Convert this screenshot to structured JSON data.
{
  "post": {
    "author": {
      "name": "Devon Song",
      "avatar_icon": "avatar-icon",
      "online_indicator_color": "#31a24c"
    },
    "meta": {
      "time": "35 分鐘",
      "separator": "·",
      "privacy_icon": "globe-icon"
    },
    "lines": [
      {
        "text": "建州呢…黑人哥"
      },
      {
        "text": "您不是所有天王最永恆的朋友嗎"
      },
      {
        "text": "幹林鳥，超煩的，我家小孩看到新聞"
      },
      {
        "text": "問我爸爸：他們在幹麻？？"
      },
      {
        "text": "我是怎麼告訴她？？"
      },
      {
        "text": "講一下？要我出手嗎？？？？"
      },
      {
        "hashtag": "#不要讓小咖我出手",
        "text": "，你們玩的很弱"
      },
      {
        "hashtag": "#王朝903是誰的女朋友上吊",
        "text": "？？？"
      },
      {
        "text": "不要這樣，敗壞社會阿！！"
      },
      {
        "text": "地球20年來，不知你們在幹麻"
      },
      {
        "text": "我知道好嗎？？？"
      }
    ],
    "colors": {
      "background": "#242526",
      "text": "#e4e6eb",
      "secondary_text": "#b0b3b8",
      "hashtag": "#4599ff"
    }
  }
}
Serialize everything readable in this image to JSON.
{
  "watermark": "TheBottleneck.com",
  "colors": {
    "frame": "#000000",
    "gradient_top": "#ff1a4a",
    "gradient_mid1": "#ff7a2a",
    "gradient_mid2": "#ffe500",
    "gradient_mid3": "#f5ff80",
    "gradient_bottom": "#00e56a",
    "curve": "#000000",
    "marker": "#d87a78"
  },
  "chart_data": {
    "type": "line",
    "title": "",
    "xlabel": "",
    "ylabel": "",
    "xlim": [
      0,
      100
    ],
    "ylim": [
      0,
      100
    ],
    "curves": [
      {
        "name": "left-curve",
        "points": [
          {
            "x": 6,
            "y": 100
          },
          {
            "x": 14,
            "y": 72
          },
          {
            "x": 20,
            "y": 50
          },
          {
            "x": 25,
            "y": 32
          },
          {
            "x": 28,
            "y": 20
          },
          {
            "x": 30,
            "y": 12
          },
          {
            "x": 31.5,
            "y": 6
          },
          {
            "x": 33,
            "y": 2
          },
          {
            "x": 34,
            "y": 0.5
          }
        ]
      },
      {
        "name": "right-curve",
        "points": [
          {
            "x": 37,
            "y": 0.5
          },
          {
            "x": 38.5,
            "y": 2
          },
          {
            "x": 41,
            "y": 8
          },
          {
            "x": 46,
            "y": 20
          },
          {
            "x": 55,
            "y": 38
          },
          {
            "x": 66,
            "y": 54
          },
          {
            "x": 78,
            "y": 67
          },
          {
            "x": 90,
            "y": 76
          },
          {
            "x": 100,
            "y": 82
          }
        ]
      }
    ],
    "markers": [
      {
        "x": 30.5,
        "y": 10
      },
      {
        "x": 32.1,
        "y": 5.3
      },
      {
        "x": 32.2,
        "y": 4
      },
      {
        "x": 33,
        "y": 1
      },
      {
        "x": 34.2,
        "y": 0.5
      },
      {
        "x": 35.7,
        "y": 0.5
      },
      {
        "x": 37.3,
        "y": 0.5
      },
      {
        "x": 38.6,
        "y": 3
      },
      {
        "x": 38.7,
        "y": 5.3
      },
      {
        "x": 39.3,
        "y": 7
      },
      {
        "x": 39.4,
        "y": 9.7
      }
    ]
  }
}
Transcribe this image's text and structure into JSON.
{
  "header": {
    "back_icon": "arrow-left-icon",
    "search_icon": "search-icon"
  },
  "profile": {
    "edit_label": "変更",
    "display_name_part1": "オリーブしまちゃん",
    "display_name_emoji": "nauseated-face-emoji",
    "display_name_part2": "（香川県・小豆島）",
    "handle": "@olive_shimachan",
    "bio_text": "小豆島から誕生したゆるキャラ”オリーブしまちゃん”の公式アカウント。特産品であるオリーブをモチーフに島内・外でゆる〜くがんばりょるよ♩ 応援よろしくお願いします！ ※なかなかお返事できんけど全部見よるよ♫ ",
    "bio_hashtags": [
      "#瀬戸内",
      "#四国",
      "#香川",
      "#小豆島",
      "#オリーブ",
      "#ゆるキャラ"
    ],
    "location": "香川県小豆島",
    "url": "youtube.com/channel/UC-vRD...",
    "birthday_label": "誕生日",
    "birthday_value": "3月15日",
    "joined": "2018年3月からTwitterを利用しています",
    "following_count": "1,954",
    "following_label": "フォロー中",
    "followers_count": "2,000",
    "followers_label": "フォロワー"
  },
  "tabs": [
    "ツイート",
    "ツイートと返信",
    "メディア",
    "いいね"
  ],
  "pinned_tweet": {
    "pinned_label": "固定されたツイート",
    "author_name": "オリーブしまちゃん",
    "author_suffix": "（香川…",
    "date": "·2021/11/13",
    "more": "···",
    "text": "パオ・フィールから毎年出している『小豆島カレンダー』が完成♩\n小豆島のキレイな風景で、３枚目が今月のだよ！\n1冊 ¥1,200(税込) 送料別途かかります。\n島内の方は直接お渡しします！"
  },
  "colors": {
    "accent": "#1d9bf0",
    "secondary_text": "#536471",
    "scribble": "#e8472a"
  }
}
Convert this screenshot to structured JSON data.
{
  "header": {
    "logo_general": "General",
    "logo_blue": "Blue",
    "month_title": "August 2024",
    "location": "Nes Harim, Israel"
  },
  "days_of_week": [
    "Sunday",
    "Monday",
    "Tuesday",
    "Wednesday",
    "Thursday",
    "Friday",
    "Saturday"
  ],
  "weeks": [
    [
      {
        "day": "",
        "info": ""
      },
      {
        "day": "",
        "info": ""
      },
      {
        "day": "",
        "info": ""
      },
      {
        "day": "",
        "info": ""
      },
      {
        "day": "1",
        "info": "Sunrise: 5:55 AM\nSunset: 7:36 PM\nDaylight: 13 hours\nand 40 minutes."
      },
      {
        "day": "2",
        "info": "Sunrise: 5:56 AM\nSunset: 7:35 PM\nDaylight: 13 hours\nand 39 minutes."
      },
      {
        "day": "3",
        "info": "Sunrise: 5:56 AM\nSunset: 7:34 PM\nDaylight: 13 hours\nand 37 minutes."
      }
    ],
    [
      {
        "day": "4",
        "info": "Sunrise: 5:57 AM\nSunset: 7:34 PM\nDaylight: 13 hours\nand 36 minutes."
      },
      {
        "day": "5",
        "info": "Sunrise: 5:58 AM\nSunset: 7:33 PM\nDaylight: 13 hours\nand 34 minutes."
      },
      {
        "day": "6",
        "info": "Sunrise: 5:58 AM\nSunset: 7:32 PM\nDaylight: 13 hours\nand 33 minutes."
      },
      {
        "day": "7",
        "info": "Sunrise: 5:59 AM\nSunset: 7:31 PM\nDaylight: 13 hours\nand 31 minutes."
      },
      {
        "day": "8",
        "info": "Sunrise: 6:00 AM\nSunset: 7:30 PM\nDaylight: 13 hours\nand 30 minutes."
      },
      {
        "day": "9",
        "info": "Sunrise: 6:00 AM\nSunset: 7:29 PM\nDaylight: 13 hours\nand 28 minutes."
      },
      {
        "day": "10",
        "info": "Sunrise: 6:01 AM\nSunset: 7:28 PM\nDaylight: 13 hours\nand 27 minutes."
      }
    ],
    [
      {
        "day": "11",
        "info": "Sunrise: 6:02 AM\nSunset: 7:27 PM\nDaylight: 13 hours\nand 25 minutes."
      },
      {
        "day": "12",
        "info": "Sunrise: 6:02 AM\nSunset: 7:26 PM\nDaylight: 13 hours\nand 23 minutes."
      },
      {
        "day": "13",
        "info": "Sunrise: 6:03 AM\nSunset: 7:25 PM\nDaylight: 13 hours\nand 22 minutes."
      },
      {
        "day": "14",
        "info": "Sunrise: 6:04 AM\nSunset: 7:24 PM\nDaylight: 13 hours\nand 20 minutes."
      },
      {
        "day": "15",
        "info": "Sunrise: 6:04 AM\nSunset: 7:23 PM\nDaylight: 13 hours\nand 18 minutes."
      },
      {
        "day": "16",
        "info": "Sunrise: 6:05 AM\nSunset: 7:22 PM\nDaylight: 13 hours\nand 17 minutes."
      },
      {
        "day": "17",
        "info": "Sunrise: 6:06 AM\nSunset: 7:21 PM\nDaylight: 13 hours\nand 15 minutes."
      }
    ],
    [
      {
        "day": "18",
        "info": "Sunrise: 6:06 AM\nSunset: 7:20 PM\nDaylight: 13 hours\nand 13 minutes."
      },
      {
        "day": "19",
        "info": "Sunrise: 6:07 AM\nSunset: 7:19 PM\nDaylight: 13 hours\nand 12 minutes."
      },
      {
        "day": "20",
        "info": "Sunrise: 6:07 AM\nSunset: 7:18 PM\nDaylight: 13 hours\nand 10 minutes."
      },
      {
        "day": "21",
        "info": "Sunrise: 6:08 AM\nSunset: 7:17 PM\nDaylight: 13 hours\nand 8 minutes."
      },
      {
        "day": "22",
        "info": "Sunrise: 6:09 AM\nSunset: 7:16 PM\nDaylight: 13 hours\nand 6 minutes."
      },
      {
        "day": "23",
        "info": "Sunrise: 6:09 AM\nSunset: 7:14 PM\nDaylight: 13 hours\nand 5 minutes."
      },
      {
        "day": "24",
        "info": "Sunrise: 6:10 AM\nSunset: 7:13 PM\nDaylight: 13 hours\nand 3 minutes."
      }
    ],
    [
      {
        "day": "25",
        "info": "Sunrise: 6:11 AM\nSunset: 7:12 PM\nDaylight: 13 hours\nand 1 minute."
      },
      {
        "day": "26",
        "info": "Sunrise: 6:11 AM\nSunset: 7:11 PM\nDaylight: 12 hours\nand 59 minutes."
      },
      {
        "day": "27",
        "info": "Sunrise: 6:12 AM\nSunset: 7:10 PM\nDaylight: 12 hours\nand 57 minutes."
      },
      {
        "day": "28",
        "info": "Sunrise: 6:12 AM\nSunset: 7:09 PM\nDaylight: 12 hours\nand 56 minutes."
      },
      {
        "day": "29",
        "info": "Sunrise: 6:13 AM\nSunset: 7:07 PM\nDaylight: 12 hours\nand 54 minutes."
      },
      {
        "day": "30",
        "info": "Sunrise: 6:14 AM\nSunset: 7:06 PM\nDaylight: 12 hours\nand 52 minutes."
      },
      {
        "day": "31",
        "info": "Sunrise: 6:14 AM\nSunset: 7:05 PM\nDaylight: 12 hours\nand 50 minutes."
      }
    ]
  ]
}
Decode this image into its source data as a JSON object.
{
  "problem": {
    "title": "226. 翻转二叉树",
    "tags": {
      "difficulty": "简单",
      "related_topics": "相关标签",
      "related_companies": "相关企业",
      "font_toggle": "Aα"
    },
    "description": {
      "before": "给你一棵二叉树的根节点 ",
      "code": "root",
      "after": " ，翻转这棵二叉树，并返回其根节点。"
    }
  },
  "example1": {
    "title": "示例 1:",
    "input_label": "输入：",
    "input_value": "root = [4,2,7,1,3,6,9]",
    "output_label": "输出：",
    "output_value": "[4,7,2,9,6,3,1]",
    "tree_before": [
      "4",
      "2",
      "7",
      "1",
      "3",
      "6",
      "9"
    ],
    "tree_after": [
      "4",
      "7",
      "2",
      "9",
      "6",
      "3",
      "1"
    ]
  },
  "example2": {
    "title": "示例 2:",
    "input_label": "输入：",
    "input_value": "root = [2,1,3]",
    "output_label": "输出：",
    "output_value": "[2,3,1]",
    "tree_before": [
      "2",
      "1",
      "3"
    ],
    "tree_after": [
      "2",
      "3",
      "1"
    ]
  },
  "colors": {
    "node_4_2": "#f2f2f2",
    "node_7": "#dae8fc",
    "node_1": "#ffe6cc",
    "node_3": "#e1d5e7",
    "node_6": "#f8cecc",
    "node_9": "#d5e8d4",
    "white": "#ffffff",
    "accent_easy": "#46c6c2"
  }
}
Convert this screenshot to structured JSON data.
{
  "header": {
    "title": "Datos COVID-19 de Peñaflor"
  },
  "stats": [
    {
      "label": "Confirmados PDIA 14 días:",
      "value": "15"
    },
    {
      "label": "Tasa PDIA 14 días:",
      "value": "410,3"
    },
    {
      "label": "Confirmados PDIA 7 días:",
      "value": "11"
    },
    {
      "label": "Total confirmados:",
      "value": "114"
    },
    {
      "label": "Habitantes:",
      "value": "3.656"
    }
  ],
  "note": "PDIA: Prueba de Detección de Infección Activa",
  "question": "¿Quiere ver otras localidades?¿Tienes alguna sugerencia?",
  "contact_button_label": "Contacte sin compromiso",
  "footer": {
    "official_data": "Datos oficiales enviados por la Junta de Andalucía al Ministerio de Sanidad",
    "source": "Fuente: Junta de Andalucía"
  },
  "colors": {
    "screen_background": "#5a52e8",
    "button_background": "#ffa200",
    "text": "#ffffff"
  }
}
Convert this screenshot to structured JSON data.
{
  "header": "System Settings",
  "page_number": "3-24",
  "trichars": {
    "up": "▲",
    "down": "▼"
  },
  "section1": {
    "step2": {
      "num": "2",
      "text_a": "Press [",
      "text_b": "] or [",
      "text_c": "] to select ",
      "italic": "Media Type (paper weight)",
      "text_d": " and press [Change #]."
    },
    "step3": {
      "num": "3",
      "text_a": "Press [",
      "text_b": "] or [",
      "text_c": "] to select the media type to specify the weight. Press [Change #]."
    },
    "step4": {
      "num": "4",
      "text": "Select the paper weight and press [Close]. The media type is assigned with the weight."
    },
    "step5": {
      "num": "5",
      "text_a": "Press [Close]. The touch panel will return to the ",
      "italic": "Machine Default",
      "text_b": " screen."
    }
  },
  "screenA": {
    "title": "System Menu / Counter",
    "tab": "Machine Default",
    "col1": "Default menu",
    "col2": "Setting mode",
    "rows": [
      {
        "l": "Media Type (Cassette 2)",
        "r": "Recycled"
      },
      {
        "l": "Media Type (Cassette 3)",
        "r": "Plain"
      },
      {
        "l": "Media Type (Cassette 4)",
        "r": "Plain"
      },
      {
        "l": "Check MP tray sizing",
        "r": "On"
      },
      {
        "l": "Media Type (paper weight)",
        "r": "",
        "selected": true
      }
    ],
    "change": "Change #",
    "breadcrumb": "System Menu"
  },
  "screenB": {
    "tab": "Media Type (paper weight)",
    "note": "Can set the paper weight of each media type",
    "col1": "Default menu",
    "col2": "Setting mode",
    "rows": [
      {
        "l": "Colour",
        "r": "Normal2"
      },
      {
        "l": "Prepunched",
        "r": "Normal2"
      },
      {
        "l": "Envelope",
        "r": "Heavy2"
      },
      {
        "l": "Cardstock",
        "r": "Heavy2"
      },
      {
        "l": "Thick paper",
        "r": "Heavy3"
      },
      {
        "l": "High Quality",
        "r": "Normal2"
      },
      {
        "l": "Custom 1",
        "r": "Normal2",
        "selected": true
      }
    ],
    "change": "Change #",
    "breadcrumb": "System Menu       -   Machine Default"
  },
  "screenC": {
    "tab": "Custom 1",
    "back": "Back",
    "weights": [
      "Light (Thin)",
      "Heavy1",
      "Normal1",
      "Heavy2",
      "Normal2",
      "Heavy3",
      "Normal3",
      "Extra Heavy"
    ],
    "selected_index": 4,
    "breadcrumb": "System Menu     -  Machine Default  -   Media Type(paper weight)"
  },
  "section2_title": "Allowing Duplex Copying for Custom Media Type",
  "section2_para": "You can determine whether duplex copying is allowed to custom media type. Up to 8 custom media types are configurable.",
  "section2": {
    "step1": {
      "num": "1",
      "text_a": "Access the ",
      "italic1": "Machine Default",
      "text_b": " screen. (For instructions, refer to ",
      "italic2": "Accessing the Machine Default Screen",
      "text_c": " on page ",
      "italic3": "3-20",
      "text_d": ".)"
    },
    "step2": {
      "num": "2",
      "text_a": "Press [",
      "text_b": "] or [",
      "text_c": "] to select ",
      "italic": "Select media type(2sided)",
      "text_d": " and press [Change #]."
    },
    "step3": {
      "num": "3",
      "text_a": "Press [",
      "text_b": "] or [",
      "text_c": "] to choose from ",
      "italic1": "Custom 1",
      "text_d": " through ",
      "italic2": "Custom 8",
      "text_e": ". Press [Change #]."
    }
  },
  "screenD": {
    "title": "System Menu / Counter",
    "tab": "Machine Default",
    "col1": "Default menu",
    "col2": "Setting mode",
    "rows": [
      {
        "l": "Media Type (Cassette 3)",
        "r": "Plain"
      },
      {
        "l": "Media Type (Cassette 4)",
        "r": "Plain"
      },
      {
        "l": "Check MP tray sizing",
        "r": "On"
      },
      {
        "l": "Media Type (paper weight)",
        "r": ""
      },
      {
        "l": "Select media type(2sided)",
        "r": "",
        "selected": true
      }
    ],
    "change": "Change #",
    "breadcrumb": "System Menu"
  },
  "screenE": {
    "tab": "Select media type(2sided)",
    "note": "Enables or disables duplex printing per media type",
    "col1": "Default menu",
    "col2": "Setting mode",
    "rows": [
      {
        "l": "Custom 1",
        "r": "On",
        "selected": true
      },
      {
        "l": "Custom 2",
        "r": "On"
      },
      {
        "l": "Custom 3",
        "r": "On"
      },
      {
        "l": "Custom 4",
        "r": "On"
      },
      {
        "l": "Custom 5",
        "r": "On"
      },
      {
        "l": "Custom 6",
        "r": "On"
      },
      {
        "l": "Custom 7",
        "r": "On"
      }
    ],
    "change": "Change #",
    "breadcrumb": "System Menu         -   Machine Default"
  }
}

________________

Given problem:
Considering only the records above, state the number of lines that include the word "left", with nothing added.

Solution to this exercise:
2